• [Exercise] Gather each line of the data below that contains the string "time". List those lines.
━━━━━ Data entries
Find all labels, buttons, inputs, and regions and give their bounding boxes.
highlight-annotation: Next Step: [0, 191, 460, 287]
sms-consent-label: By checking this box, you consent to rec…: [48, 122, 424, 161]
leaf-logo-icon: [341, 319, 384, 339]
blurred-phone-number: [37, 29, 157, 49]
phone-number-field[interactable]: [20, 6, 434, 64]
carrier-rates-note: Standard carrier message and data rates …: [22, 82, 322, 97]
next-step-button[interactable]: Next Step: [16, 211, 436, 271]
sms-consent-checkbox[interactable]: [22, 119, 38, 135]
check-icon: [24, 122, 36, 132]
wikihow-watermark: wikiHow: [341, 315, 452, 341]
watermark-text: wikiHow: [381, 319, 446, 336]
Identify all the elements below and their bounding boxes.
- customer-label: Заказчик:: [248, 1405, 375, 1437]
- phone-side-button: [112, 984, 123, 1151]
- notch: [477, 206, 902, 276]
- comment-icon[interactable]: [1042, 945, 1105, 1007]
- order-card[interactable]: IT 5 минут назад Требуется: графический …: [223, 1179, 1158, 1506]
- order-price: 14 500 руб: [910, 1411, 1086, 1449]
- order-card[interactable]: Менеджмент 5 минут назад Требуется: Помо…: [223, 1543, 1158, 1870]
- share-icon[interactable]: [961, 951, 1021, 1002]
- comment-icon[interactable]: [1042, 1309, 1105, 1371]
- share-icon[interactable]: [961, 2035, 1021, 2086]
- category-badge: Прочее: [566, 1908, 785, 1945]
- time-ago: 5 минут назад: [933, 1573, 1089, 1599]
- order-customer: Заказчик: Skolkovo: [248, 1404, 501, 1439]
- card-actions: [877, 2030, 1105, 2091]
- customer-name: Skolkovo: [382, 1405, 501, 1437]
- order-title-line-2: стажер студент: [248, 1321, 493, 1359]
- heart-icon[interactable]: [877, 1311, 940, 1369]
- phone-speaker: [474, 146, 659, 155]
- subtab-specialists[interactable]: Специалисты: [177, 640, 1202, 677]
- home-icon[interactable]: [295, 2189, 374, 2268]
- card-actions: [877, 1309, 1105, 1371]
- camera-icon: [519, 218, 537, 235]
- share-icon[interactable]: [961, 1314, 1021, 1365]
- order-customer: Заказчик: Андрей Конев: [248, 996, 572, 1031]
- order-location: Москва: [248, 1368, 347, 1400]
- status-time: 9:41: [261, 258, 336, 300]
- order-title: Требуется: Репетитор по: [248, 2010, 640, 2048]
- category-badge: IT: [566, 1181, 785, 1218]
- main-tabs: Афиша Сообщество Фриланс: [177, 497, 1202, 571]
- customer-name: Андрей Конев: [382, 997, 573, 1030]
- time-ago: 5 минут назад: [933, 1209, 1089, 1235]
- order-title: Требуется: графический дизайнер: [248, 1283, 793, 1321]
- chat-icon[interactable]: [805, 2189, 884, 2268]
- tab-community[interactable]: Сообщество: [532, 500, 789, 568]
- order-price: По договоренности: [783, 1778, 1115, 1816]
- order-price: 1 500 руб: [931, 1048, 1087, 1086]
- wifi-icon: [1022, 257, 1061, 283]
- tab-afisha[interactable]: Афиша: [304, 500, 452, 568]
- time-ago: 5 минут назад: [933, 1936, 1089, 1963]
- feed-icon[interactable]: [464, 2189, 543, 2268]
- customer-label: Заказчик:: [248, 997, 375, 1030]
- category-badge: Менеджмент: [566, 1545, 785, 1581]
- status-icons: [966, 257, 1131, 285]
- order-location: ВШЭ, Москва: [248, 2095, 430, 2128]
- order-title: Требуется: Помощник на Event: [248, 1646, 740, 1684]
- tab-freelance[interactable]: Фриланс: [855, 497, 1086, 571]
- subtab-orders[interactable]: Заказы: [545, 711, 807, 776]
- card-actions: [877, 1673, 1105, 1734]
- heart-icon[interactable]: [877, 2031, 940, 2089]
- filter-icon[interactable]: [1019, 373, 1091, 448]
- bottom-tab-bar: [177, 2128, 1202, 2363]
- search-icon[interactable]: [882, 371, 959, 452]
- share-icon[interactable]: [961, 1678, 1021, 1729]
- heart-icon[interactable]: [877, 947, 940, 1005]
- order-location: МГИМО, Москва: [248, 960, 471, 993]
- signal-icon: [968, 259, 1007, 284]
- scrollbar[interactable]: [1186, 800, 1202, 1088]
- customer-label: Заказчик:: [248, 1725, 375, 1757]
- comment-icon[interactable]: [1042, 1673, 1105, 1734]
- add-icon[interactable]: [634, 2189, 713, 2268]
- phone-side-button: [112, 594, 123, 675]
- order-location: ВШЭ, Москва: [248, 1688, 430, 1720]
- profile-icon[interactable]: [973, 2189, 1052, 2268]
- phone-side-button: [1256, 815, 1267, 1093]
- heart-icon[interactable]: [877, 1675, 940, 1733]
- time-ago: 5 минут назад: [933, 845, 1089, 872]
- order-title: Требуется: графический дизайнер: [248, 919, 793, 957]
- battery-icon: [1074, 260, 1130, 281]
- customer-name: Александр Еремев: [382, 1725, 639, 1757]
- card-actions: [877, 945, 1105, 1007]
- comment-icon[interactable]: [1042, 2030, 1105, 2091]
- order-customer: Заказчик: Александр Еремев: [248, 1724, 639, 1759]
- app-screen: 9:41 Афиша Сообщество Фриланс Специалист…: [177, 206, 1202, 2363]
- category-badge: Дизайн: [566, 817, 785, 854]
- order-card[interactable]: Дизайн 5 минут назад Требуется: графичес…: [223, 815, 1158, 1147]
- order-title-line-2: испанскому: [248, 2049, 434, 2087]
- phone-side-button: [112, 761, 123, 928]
━━━━━━━━━━
• [Solved problem]
- time-ago: 5 минут назад: [933, 1573, 1089, 1599]
- status-time: 9:41: [261, 258, 336, 300]
- time-ago: 5 минут назад: [933, 1209, 1089, 1235]
- time-ago: 5 минут назад: [933, 1936, 1089, 1963]
- time-ago: 5 минут назад: [933, 845, 1089, 872]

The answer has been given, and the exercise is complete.